**PROBLEM DETAILS:** Repeat the material verbatim. Images are excluded from the copy.

**PROVIDED RECORDS:**

☆ ☆ ☆ ☆ ☆

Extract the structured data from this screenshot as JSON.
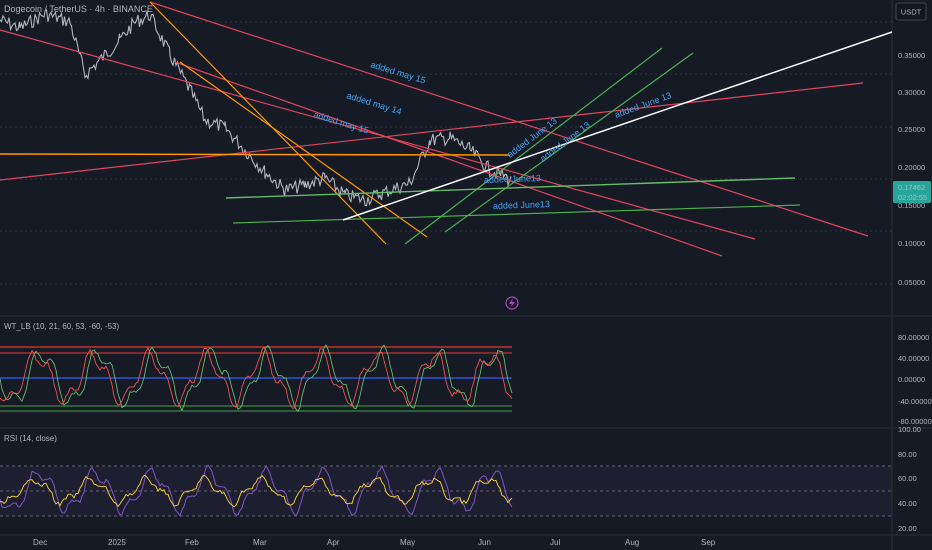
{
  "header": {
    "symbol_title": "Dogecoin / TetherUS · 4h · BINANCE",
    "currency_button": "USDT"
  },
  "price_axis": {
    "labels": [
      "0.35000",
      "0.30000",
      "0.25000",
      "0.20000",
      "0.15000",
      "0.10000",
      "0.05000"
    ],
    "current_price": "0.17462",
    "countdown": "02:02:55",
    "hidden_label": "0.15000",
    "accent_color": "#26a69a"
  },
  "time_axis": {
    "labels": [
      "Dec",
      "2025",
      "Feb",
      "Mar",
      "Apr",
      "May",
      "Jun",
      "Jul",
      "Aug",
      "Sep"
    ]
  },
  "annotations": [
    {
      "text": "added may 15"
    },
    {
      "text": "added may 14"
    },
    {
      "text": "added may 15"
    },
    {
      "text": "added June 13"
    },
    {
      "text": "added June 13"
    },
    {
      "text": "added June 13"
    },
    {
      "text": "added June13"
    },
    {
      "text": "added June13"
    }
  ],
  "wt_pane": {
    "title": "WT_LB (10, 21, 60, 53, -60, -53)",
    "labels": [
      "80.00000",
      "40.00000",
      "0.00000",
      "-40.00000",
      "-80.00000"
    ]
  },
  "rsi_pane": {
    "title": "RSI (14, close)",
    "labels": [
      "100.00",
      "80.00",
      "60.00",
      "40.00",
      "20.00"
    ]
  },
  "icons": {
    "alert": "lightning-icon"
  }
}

☆ ☆ ☆ ☆ ☆

**FINAL RESULT:**
Extract the structured data from this screenshot as JSON.
{
  "header": {
    "symbol_title": "Dogecoin / TetherUS · 4h · BINANCE",
    "currency_button": "USDT"
  },
  "price_axis": {
    "labels": [
      "0.35000",
      "0.30000",
      "0.25000",
      "0.20000",
      "0.15000",
      "0.10000",
      "0.05000"
    ],
    "current_price": "0.17462",
    "countdown": "02:02:55",
    "hidden_label": "0.15000",
    "accent_color": "#26a69a"
  },
  "time_axis": {
    "labels": [
      "Dec",
      "2025",
      "Feb",
      "Mar",
      "Apr",
      "May",
      "Jun",
      "Jul",
      "Aug",
      "Sep"
    ]
  },
  "annotations": [
    {
      "text": "added may 15"
    },
    {
      "text": "added may 14"
    },
    {
      "text": "added may 15"
    },
    {
      "text": "added June 13"
    },
    {
      "text": "added June 13"
    },
    {
      "text": "added June 13"
    },
    {
      "text": "added June13"
    },
    {
      "text": "added June13"
    }
  ],
  "wt_pane": {
    "title": "WT_LB (10, 21, 60, 53, -60, -53)",
    "labels": [
      "80.00000",
      "40.00000",
      "0.00000",
      "-40.00000",
      "-80.00000"
    ]
  },
  "rsi_pane": {
    "title": "RSI (14, close)",
    "labels": [
      "100.00",
      "80.00",
      "60.00",
      "40.00",
      "20.00"
    ]
  },
  "icons": {
    "alert": "lightning-icon"
  }
}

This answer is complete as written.